> [What the task requires]:
Locate every line in the material below that has the word "screenshot". Copy each of those lines.

> [Stored data]:
[Start]

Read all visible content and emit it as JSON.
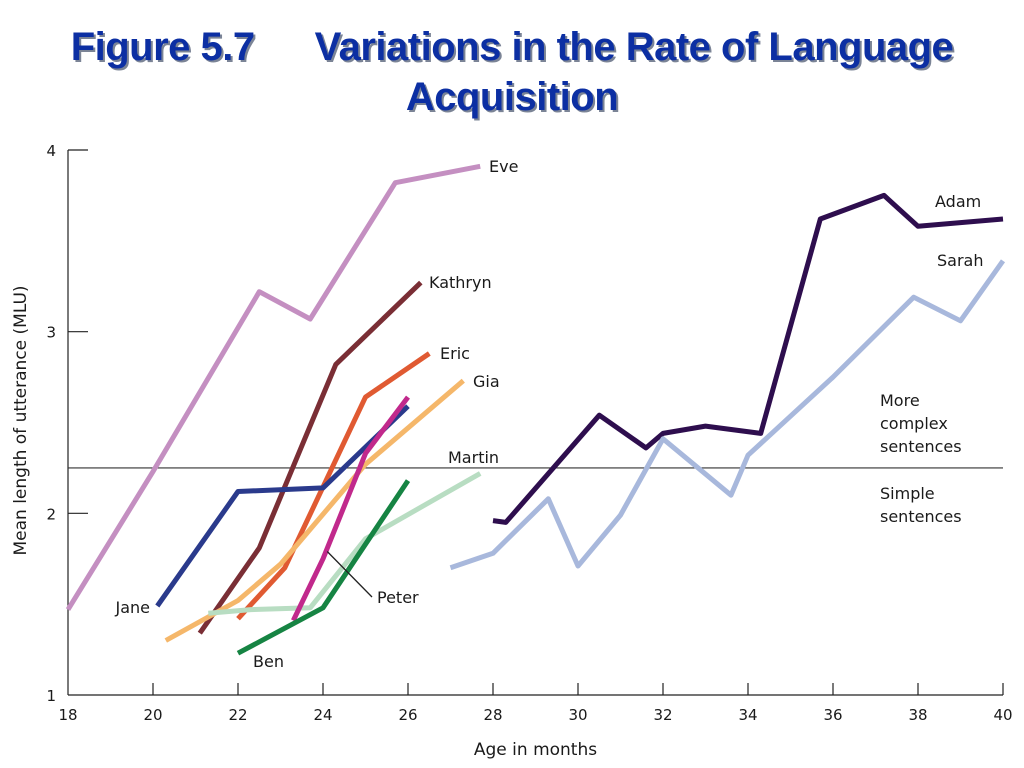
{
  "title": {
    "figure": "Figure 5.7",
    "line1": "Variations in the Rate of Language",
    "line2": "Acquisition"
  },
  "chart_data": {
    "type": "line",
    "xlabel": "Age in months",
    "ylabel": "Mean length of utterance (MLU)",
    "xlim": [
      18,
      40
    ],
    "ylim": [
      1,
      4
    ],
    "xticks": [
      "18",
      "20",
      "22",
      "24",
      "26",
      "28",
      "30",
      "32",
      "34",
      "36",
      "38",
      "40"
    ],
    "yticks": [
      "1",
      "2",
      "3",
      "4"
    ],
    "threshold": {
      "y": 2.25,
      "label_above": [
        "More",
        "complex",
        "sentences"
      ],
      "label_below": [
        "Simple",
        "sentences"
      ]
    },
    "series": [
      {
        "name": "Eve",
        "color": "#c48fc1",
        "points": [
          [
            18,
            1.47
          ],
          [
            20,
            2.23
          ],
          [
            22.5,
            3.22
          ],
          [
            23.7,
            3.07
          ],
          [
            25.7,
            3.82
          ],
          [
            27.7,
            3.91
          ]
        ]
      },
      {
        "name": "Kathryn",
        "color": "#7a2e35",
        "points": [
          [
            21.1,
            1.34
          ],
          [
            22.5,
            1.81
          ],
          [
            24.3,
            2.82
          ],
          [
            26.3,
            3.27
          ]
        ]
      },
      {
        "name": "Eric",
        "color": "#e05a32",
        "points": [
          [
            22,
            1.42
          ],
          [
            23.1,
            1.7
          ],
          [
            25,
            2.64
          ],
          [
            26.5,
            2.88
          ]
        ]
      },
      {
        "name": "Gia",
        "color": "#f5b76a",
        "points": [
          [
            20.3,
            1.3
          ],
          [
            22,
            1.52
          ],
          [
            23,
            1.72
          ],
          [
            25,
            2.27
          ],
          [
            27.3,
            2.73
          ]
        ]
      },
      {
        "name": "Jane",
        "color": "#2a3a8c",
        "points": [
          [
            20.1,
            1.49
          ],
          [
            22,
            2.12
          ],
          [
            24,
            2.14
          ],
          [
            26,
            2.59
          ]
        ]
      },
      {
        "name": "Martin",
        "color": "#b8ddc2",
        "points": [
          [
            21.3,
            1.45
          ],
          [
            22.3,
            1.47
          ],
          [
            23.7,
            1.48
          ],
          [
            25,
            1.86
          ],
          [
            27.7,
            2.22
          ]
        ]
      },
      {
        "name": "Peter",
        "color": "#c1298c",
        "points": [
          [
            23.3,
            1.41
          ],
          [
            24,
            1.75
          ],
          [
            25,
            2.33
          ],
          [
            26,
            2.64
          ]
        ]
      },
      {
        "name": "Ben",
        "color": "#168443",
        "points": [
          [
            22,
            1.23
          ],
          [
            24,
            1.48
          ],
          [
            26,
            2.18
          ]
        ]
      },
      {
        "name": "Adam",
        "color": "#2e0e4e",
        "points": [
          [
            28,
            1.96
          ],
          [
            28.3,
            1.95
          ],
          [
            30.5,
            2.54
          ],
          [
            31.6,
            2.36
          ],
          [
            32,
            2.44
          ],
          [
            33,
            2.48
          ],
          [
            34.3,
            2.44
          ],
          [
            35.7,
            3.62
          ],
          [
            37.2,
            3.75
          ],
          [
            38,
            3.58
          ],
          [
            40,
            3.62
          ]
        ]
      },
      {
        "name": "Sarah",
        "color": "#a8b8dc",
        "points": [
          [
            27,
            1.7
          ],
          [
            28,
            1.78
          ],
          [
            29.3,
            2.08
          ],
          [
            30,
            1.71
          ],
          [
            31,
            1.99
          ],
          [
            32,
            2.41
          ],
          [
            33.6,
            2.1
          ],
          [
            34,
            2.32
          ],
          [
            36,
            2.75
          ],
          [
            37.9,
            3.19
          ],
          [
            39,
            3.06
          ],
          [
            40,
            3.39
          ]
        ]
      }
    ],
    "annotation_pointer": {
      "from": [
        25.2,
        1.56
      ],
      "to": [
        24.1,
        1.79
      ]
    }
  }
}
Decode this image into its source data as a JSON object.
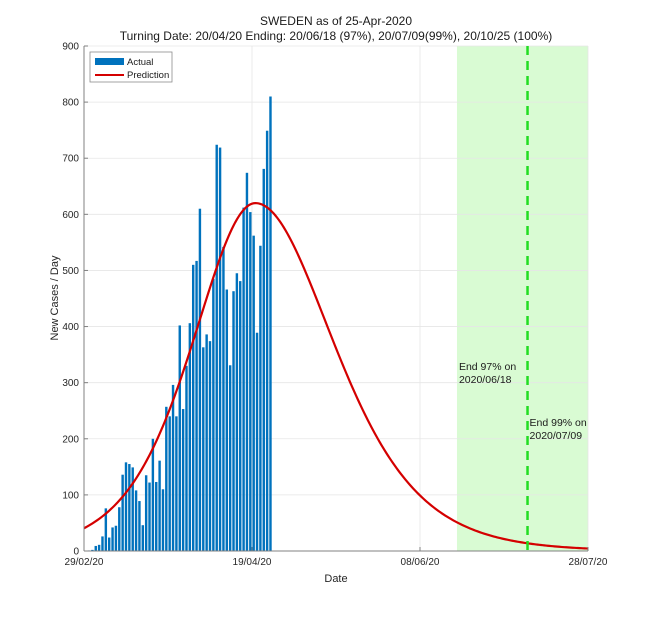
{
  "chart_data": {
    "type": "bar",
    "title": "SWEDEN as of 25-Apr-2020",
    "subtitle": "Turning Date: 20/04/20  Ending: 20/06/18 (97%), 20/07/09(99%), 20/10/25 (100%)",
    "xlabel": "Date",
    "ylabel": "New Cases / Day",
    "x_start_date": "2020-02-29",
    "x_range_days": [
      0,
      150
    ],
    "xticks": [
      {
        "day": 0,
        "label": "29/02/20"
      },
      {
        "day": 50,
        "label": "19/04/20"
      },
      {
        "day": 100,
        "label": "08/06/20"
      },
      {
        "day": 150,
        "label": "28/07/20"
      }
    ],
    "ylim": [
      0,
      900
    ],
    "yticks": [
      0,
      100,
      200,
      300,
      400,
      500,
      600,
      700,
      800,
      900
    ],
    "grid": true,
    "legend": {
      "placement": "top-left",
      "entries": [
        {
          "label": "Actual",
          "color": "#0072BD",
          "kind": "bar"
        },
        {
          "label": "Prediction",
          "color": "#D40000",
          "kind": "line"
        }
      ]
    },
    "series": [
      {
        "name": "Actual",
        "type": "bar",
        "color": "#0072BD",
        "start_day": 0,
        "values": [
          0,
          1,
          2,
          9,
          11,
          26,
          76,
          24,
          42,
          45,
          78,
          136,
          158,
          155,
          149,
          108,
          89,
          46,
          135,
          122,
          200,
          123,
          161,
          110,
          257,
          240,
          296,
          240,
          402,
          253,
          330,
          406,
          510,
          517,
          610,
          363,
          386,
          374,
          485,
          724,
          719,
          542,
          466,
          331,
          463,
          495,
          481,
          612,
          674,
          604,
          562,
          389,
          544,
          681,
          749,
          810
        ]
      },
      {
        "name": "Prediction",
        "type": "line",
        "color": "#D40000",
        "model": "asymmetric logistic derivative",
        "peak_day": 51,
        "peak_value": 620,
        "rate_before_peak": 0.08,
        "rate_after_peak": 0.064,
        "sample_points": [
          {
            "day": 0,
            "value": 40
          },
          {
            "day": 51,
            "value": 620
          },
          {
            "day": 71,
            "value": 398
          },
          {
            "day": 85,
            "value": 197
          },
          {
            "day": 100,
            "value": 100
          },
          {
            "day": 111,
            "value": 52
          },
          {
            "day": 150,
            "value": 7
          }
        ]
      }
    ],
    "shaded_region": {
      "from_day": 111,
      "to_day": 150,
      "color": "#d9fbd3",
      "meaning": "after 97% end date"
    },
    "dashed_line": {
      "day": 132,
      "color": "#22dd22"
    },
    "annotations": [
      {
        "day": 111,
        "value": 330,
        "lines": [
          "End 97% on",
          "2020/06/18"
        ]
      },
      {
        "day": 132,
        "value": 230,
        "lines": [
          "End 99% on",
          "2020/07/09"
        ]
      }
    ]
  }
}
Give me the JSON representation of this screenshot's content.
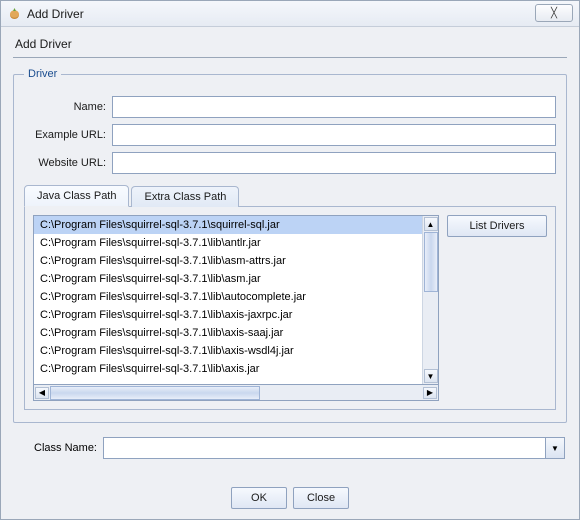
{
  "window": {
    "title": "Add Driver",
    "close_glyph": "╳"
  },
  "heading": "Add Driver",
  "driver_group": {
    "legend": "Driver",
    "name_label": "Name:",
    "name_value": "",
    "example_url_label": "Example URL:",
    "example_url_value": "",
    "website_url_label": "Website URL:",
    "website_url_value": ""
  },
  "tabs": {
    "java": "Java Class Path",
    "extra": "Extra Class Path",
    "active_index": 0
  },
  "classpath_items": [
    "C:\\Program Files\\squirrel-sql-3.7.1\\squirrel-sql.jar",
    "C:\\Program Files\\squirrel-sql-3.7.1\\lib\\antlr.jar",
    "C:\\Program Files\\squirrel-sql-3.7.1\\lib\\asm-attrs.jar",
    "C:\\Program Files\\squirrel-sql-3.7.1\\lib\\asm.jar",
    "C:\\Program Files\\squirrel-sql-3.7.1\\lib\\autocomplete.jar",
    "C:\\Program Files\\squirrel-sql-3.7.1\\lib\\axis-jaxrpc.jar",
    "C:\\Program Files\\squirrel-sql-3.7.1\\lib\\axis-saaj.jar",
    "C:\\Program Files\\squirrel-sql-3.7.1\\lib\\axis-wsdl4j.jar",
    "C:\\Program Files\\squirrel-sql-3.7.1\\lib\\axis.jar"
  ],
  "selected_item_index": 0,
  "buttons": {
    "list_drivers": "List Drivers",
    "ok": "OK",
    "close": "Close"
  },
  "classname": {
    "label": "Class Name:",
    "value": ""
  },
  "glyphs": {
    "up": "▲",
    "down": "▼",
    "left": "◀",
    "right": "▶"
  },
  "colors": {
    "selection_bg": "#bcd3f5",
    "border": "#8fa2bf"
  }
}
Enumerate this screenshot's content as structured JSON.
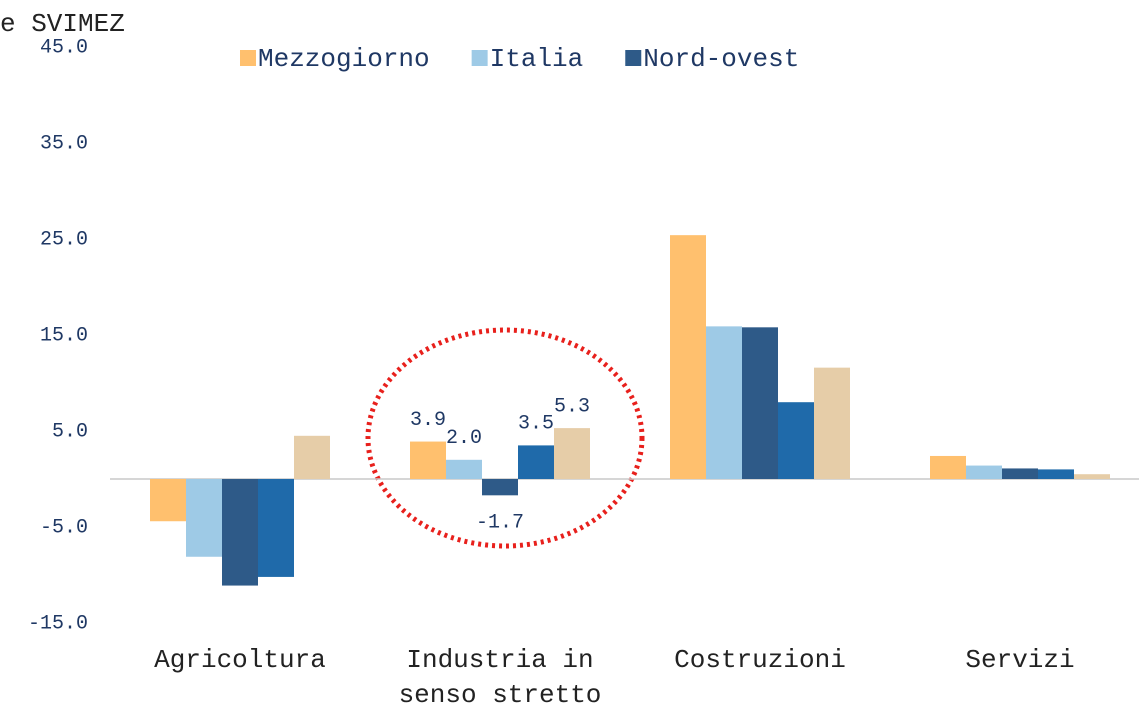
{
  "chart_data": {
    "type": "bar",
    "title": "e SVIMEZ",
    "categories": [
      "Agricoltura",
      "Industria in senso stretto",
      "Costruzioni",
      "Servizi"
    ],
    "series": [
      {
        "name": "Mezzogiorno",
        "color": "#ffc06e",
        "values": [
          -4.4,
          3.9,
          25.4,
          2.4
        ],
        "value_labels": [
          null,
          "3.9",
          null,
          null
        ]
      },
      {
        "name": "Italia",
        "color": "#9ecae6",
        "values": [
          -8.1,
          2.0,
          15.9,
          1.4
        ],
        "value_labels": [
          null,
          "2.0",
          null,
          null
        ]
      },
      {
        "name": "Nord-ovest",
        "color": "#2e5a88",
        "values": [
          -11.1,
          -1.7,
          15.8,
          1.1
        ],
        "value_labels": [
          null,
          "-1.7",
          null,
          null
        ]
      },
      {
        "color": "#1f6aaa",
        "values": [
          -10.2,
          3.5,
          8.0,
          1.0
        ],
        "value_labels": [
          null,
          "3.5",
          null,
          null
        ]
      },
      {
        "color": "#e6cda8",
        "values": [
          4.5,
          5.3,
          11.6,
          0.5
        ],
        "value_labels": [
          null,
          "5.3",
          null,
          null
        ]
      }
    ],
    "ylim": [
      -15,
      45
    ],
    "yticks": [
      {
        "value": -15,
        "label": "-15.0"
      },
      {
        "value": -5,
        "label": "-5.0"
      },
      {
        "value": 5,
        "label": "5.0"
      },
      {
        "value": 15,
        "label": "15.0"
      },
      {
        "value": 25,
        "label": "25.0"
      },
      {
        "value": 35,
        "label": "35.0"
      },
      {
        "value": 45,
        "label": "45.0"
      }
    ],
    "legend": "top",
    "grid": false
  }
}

[End]

> [Solved problem]:
Give me the JSON representation of this screenshot's content.
Enumerate this screenshot's content as structured JSON.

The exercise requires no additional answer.